> STATED GOAL: Extract all of the data and reproduce it precisely.

> DATASET EXTRACT:
+ + + +

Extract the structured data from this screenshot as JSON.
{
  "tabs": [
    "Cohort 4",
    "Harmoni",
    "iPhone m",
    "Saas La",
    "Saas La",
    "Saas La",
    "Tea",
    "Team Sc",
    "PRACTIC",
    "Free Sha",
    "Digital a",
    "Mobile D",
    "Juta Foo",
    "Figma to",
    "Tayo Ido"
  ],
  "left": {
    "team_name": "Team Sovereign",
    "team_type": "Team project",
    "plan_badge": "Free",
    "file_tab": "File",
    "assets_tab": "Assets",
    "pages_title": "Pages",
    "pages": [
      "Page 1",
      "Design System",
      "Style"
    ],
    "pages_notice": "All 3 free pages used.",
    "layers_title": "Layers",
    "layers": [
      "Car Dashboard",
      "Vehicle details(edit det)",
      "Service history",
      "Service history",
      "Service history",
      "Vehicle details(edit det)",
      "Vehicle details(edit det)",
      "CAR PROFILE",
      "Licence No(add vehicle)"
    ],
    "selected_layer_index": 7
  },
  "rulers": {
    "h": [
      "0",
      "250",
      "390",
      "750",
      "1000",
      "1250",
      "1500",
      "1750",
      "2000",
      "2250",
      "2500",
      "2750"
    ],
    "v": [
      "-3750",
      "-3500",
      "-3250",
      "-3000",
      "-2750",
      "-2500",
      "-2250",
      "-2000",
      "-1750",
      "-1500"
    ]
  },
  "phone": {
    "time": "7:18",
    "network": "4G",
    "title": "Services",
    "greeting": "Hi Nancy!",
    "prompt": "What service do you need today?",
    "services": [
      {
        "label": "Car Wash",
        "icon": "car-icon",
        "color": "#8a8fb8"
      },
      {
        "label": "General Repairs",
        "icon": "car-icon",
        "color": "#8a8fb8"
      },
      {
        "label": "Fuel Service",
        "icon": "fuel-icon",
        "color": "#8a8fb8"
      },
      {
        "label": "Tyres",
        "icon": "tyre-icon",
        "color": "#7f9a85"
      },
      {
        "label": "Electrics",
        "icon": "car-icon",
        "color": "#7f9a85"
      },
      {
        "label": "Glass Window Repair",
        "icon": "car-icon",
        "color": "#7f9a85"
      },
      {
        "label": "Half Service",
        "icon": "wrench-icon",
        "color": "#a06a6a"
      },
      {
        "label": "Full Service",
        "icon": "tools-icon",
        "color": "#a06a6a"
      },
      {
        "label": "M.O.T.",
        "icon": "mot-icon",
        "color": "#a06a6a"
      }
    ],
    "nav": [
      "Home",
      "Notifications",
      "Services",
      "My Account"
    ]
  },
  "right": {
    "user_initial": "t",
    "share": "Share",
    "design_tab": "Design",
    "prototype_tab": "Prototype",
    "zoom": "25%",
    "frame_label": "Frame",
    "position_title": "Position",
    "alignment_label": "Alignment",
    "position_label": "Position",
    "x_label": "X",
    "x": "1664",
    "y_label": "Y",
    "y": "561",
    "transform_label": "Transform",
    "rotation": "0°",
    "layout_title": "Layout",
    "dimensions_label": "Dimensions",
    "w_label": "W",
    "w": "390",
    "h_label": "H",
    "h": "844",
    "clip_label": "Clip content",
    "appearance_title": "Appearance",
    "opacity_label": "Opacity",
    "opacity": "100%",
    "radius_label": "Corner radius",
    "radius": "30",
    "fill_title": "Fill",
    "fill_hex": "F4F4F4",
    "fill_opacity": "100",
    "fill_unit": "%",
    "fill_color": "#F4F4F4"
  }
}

+ + + +

> OUTPUT FOR THIS EXERCISE:
Extract the structured data from this screenshot as JSON.
{
  "tabs": [
    "Cohort 4",
    "Harmoni",
    "iPhone m",
    "Saas La",
    "Saas La",
    "Saas La",
    "Tea",
    "Team Sc",
    "PRACTIC",
    "Free Sha",
    "Digital a",
    "Mobile D",
    "Juta Foo",
    "Figma to",
    "Tayo Ido"
  ],
  "left": {
    "team_name": "Team Sovereign",
    "team_type": "Team project",
    "plan_badge": "Free",
    "file_tab": "File",
    "assets_tab": "Assets",
    "pages_title": "Pages",
    "pages": [
      "Page 1",
      "Design System",
      "Style"
    ],
    "pages_notice": "All 3 free pages used.",
    "layers_title": "Layers",
    "layers": [
      "Car Dashboard",
      "Vehicle details(edit det)",
      "Service history",
      "Service history",
      "Service history",
      "Vehicle details(edit det)",
      "Vehicle details(edit det)",
      "CAR PROFILE",
      "Licence No(add vehicle)"
    ],
    "selected_layer_index": 7
  },
  "rulers": {
    "h": [
      "0",
      "250",
      "390",
      "750",
      "1000",
      "1250",
      "1500",
      "1750",
      "2000",
      "2250",
      "2500",
      "2750"
    ],
    "v": [
      "-3750",
      "-3500",
      "-3250",
      "-3000",
      "-2750",
      "-2500",
      "-2250",
      "-2000",
      "-1750",
      "-1500"
    ]
  },
  "phone": {
    "time": "7:18",
    "network": "4G",
    "title": "Services",
    "greeting": "Hi Nancy!",
    "prompt": "What service do you need today?",
    "services": [
      {
        "label": "Car Wash",
        "icon": "car-icon",
        "color": "#8a8fb8"
      },
      {
        "label": "General Repairs",
        "icon": "car-icon",
        "color": "#8a8fb8"
      },
      {
        "label": "Fuel Service",
        "icon": "fuel-icon",
        "color": "#8a8fb8"
      },
      {
        "label": "Tyres",
        "icon": "tyre-icon",
        "color": "#7f9a85"
      },
      {
        "label": "Electrics",
        "icon": "car-icon",
        "color": "#7f9a85"
      },
      {
        "label": "Glass Window Repair",
        "icon": "car-icon",
        "color": "#7f9a85"
      },
      {
        "label": "Half Service",
        "icon": "wrench-icon",
        "color": "#a06a6a"
      },
      {
        "label": "Full Service",
        "icon": "tools-icon",
        "color": "#a06a6a"
      },
      {
        "label": "M.O.T.",
        "icon": "mot-icon",
        "color": "#a06a6a"
      }
    ],
    "nav": [
      "Home",
      "Notifications",
      "Services",
      "My Account"
    ]
  },
  "right": {
    "user_initial": "t",
    "share": "Share",
    "design_tab": "Design",
    "prototype_tab": "Prototype",
    "zoom": "25%",
    "frame_label": "Frame",
    "position_title": "Position",
    "alignment_label": "Alignment",
    "position_label": "Position",
    "x_label": "X",
    "x": "1664",
    "y_label": "Y",
    "y": "561",
    "transform_label": "Transform",
    "rotation": "0°",
    "layout_title": "Layout",
    "dimensions_label": "Dimensions",
    "w_label": "W",
    "w": "390",
    "h_label": "H",
    "h": "844",
    "clip_label": "Clip content",
    "appearance_title": "Appearance",
    "opacity_label": "Opacity",
    "opacity": "100%",
    "radius_label": "Corner radius",
    "radius": "30",
    "fill_title": "Fill",
    "fill_hex": "F4F4F4",
    "fill_opacity": "100",
    "fill_unit": "%",
    "fill_color": "#F4F4F4"
  }
}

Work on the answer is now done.